→ **WHAT TO PRODUCE**
Gather each line of the entries below that includes "Marker".

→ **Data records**
────────────────────

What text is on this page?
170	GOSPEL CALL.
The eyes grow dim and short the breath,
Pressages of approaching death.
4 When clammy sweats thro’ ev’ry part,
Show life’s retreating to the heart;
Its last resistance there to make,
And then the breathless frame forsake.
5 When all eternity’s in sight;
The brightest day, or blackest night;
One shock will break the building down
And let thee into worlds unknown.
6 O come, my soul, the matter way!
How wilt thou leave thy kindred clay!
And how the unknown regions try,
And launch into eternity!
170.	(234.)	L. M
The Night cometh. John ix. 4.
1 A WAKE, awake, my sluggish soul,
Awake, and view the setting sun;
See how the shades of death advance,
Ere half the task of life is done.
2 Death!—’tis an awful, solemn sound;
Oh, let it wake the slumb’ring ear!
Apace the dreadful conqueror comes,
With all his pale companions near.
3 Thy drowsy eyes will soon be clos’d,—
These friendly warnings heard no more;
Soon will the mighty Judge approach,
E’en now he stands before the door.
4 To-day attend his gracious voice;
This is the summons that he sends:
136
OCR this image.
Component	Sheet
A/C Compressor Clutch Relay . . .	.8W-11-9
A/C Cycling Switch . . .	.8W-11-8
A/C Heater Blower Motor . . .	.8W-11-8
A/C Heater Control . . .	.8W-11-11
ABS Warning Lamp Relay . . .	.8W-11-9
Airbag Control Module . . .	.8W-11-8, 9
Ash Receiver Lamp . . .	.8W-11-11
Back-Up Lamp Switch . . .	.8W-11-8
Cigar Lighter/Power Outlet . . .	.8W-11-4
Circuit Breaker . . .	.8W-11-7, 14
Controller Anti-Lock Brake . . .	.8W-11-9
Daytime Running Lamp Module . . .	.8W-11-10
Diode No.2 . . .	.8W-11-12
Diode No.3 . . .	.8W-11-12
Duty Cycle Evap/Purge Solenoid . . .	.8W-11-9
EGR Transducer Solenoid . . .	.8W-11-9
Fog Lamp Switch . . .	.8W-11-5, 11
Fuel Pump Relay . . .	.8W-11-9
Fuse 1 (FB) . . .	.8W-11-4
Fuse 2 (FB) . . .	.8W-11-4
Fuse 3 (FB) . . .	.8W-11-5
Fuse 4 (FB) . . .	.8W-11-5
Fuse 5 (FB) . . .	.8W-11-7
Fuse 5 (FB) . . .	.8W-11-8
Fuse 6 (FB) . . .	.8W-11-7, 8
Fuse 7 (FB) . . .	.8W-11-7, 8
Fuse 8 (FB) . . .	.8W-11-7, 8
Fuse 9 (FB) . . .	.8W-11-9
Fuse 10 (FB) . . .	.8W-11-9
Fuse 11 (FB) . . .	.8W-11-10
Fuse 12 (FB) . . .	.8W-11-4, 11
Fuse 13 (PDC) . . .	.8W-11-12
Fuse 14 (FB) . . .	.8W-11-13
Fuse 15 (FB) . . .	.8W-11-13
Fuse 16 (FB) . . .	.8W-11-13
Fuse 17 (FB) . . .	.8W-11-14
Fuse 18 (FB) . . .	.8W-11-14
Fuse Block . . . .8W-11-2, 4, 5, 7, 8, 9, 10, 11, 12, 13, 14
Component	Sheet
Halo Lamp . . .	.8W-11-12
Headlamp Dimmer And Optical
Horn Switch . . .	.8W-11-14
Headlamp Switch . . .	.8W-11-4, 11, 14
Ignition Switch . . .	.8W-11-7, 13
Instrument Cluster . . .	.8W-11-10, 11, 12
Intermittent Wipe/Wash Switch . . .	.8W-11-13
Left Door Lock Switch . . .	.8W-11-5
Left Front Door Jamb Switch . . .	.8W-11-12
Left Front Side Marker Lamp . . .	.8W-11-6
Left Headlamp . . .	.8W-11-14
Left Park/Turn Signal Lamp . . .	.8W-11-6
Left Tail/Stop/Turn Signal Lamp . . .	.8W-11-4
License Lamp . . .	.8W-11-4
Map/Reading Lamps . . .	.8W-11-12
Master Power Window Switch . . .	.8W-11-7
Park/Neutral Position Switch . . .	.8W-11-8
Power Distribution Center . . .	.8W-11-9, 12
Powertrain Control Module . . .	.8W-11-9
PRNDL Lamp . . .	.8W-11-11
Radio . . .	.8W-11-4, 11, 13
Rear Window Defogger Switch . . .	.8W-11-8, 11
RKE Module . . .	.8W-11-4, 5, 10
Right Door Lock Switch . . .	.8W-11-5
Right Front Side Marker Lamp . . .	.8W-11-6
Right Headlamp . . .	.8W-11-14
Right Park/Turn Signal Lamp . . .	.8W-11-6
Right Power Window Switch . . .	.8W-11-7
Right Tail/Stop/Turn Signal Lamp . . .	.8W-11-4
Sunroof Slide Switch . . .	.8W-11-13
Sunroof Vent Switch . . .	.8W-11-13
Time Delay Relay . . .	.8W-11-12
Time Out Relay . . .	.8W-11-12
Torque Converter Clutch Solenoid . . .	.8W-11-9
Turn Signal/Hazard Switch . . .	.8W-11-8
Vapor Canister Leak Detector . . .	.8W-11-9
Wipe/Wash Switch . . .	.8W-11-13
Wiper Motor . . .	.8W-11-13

────────────────────

→ **ANSWER TO THIS TASK**
Left Front Side Marker Lamp . . .	.8W-11-6
Right Front Side Marker Lamp . . .	.8W-11-6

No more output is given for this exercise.